_Supplied material:_
**********
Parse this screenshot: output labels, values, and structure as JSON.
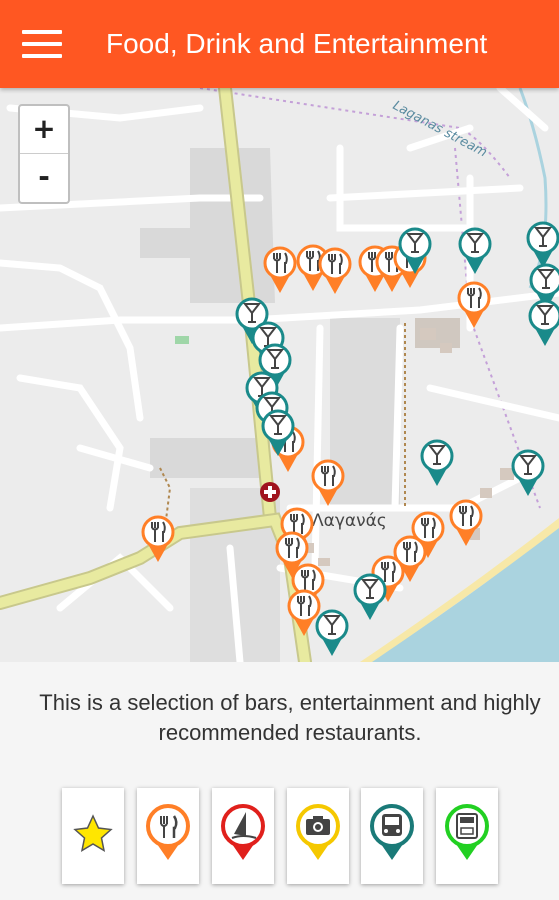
{
  "appbar": {
    "title": "Food, Drink and Entertainment",
    "menu_icon": "hamburger-menu-icon",
    "color": "#ff5722"
  },
  "map": {
    "zoom_in_label": "+",
    "zoom_out_label": "-",
    "place_label": "Λαγανάς",
    "stream_label": "Laganas stream",
    "colors": {
      "food_pin": "#ff7f27",
      "bar_pin": "#1a8a8a",
      "road_major": "#e8eaa0",
      "sea": "#aad3df",
      "beach": "#f7e8a8",
      "hospital": "#a0141e"
    }
  },
  "description": {
    "text": "This is a selection of bars, entertainment and highly recommended restaurants."
  },
  "categories": [
    {
      "icon": "star-icon",
      "color": "#ffe600"
    },
    {
      "icon": "fork-knife-pin-icon",
      "color": "#ff7f27"
    },
    {
      "icon": "windsurf-pin-icon",
      "color": "#e0201c"
    },
    {
      "icon": "camera-pin-icon",
      "color": "#f5c800"
    },
    {
      "icon": "bus-pin-icon",
      "color": "#1a7a78"
    },
    {
      "icon": "atm-pin-icon",
      "color": "#22d022"
    }
  ]
}
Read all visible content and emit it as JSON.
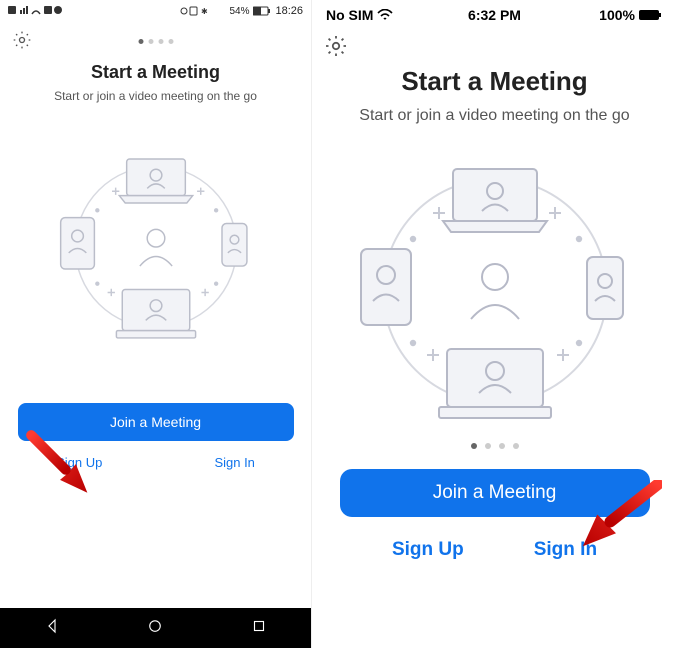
**********
_Written task:_ Where a line of the entries contains the word "icon", copy that line.

_Exercise response:_
    "menu_icon": "hamburger-menu-icon",
      "icon": "star-icon",
      "icon": "fork-knife-pin-icon",
      "icon": "windsurf-pin-icon",
      "icon": "camera-pin-icon",
      "icon": "bus-pin-icon",
      "icon": "atm-pin-icon",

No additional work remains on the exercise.